## Listing
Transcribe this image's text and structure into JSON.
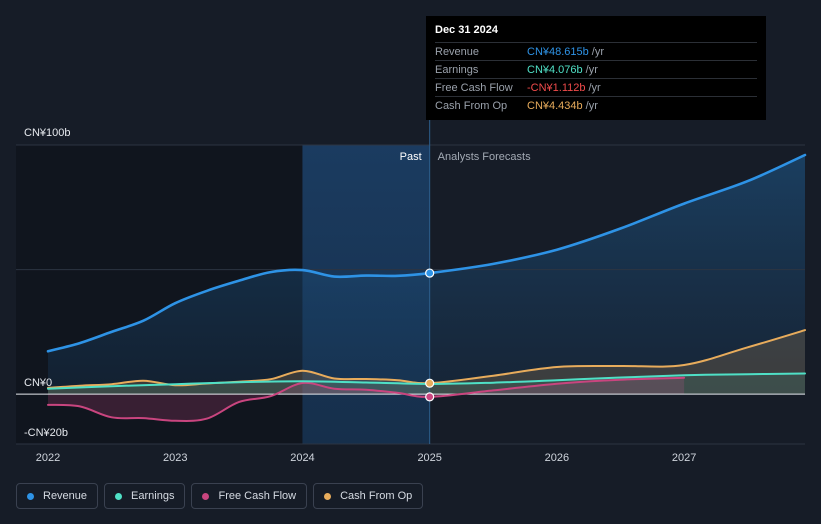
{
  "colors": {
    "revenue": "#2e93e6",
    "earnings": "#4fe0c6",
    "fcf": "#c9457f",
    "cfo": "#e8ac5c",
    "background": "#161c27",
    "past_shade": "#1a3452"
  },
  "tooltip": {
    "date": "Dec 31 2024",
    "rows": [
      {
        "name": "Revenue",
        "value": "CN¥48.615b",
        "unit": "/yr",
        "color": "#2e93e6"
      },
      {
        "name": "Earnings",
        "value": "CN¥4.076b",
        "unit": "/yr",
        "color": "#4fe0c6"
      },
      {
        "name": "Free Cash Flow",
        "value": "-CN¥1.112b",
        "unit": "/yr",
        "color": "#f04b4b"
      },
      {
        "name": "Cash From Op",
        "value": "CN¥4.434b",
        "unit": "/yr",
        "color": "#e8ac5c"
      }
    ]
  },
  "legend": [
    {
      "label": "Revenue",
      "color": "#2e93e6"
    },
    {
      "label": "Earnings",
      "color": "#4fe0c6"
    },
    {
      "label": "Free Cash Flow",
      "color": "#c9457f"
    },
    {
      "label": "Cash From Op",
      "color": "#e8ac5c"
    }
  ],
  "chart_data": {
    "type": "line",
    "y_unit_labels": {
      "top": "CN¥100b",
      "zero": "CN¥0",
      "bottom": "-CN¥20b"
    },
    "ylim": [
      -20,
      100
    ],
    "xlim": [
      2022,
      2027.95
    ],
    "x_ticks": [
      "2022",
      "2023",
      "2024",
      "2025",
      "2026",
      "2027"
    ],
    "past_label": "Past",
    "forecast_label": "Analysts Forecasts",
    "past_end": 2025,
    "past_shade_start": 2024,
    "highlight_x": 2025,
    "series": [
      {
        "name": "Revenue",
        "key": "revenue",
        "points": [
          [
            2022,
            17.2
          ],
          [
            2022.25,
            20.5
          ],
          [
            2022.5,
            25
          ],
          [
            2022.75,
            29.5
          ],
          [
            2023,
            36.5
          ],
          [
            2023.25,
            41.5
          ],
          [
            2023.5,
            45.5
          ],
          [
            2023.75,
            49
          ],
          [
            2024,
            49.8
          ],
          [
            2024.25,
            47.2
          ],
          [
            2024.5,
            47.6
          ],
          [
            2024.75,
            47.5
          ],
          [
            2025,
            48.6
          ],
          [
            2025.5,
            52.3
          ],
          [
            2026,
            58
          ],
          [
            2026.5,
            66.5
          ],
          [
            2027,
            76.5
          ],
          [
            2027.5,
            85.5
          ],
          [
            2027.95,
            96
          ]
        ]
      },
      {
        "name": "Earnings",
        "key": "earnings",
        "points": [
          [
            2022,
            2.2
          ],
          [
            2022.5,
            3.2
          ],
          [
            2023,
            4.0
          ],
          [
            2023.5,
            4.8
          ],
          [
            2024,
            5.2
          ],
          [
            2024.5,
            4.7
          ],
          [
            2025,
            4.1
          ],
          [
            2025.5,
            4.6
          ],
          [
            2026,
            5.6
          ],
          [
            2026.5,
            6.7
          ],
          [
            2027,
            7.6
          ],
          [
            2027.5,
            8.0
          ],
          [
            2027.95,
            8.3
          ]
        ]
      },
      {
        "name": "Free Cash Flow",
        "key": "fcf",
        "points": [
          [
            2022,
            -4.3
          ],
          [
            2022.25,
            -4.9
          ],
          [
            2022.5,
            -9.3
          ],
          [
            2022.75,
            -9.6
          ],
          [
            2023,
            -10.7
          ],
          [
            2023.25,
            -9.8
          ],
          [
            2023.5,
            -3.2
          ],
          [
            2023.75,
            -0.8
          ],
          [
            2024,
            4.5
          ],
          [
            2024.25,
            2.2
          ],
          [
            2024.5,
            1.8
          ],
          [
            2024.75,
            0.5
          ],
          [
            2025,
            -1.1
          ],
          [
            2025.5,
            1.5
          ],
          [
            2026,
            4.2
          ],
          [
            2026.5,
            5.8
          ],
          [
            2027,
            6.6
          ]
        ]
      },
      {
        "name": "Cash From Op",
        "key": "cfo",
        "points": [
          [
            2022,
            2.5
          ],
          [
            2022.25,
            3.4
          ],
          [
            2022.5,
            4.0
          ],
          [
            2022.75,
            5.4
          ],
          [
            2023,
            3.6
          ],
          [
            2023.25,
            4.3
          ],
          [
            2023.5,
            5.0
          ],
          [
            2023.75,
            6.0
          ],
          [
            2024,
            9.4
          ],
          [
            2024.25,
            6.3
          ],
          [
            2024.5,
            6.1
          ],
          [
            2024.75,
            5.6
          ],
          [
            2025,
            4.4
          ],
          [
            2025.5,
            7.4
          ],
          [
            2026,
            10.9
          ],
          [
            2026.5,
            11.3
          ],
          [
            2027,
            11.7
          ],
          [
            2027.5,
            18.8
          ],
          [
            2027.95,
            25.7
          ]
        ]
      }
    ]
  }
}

## Your task
Report how many lines of the entries hold the word "value". Nothing else is needed.

## Task solution
4